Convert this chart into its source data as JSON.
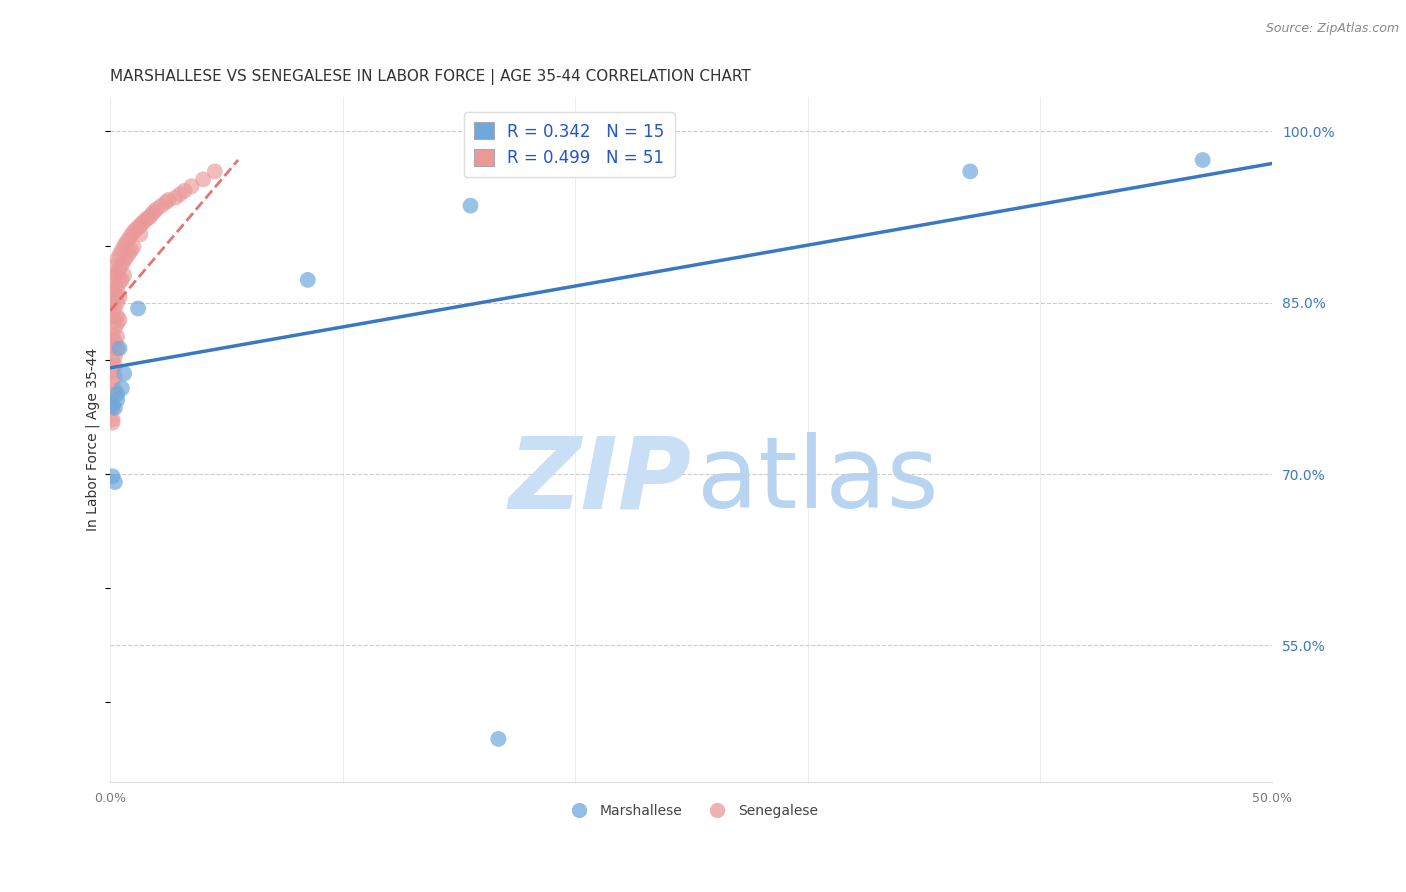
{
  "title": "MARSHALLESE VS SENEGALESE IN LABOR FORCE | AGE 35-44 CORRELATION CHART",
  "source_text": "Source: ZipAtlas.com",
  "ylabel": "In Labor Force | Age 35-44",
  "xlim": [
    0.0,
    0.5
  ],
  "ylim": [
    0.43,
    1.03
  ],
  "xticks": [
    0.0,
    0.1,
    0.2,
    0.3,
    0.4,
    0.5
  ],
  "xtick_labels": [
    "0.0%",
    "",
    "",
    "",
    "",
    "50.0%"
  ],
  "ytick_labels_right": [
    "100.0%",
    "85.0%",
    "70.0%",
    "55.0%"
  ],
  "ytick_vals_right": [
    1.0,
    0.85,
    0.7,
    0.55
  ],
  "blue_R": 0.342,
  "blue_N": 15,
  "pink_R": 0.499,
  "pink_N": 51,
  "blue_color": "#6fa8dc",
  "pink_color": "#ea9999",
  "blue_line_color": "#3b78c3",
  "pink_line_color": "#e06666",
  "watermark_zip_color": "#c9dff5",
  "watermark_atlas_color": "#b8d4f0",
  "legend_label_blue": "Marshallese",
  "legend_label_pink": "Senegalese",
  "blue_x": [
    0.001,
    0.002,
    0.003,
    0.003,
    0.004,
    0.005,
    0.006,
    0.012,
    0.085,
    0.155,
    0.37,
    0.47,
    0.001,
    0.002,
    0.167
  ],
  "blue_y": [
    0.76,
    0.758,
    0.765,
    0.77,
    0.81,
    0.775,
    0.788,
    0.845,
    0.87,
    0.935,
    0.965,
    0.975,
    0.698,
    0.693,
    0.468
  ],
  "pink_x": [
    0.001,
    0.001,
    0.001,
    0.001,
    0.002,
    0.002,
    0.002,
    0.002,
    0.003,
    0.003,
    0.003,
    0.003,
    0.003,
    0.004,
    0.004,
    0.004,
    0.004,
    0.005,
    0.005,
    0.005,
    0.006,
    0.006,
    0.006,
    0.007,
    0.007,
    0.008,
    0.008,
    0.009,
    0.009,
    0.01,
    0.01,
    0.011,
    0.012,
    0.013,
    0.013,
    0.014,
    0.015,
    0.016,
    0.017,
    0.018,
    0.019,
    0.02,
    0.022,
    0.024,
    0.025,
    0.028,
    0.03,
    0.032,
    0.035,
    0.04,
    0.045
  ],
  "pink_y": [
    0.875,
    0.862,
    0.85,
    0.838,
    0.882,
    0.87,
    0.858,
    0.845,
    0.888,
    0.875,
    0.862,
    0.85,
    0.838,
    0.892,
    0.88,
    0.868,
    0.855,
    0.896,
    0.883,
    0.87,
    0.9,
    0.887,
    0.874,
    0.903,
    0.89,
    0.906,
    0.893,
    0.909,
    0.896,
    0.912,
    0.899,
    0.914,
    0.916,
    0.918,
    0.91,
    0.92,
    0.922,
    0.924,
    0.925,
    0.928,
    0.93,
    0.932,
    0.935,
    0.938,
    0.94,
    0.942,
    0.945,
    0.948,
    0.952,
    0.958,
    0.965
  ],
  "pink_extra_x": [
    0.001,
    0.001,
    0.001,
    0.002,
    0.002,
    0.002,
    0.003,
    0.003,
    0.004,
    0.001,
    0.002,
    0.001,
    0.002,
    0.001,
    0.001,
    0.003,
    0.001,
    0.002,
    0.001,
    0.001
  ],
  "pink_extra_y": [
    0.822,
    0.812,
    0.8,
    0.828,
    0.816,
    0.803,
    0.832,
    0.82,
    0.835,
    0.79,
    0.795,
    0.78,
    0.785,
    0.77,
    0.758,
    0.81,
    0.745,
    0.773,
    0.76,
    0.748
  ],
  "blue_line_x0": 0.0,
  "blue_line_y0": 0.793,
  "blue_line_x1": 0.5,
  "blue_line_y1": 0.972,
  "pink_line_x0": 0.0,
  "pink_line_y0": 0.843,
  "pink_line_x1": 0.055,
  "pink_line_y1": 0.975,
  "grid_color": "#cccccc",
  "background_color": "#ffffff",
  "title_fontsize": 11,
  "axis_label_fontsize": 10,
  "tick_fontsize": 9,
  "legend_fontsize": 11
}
------------------------
Problem: With the pictures omitted, reproduce the records in full and exactly.

In response:
Convert this chart into its source data as JSON.
{
  "title": "MARSHALLESE VS SENEGALESE IN LABOR FORCE | AGE 35-44 CORRELATION CHART",
  "source_text": "Source: ZipAtlas.com",
  "ylabel": "In Labor Force | Age 35-44",
  "xlim": [
    0.0,
    0.5
  ],
  "ylim": [
    0.43,
    1.03
  ],
  "xticks": [
    0.0,
    0.1,
    0.2,
    0.3,
    0.4,
    0.5
  ],
  "xtick_labels": [
    "0.0%",
    "",
    "",
    "",
    "",
    "50.0%"
  ],
  "ytick_labels_right": [
    "100.0%",
    "85.0%",
    "70.0%",
    "55.0%"
  ],
  "ytick_vals_right": [
    1.0,
    0.85,
    0.7,
    0.55
  ],
  "blue_R": 0.342,
  "blue_N": 15,
  "pink_R": 0.499,
  "pink_N": 51,
  "blue_color": "#6fa8dc",
  "pink_color": "#ea9999",
  "blue_line_color": "#3b78c3",
  "pink_line_color": "#e06666",
  "watermark_zip_color": "#c9dff5",
  "watermark_atlas_color": "#b8d4f0",
  "legend_label_blue": "Marshallese",
  "legend_label_pink": "Senegalese",
  "blue_x": [
    0.001,
    0.002,
    0.003,
    0.003,
    0.004,
    0.005,
    0.006,
    0.012,
    0.085,
    0.155,
    0.37,
    0.47,
    0.001,
    0.002,
    0.167
  ],
  "blue_y": [
    0.76,
    0.758,
    0.765,
    0.77,
    0.81,
    0.775,
    0.788,
    0.845,
    0.87,
    0.935,
    0.965,
    0.975,
    0.698,
    0.693,
    0.468
  ],
  "pink_x": [
    0.001,
    0.001,
    0.001,
    0.001,
    0.002,
    0.002,
    0.002,
    0.002,
    0.003,
    0.003,
    0.003,
    0.003,
    0.003,
    0.004,
    0.004,
    0.004,
    0.004,
    0.005,
    0.005,
    0.005,
    0.006,
    0.006,
    0.006,
    0.007,
    0.007,
    0.008,
    0.008,
    0.009,
    0.009,
    0.01,
    0.01,
    0.011,
    0.012,
    0.013,
    0.013,
    0.014,
    0.015,
    0.016,
    0.017,
    0.018,
    0.019,
    0.02,
    0.022,
    0.024,
    0.025,
    0.028,
    0.03,
    0.032,
    0.035,
    0.04,
    0.045
  ],
  "pink_y": [
    0.875,
    0.862,
    0.85,
    0.838,
    0.882,
    0.87,
    0.858,
    0.845,
    0.888,
    0.875,
    0.862,
    0.85,
    0.838,
    0.892,
    0.88,
    0.868,
    0.855,
    0.896,
    0.883,
    0.87,
    0.9,
    0.887,
    0.874,
    0.903,
    0.89,
    0.906,
    0.893,
    0.909,
    0.896,
    0.912,
    0.899,
    0.914,
    0.916,
    0.918,
    0.91,
    0.92,
    0.922,
    0.924,
    0.925,
    0.928,
    0.93,
    0.932,
    0.935,
    0.938,
    0.94,
    0.942,
    0.945,
    0.948,
    0.952,
    0.958,
    0.965
  ],
  "pink_extra_x": [
    0.001,
    0.001,
    0.001,
    0.002,
    0.002,
    0.002,
    0.003,
    0.003,
    0.004,
    0.001,
    0.002,
    0.001,
    0.002,
    0.001,
    0.001,
    0.003,
    0.001,
    0.002,
    0.001,
    0.001
  ],
  "pink_extra_y": [
    0.822,
    0.812,
    0.8,
    0.828,
    0.816,
    0.803,
    0.832,
    0.82,
    0.835,
    0.79,
    0.795,
    0.78,
    0.785,
    0.77,
    0.758,
    0.81,
    0.745,
    0.773,
    0.76,
    0.748
  ],
  "blue_line_x0": 0.0,
  "blue_line_y0": 0.793,
  "blue_line_x1": 0.5,
  "blue_line_y1": 0.972,
  "pink_line_x0": 0.0,
  "pink_line_y0": 0.843,
  "pink_line_x1": 0.055,
  "pink_line_y1": 0.975,
  "grid_color": "#cccccc",
  "background_color": "#ffffff",
  "title_fontsize": 11,
  "axis_label_fontsize": 10,
  "tick_fontsize": 9,
  "legend_fontsize": 11
}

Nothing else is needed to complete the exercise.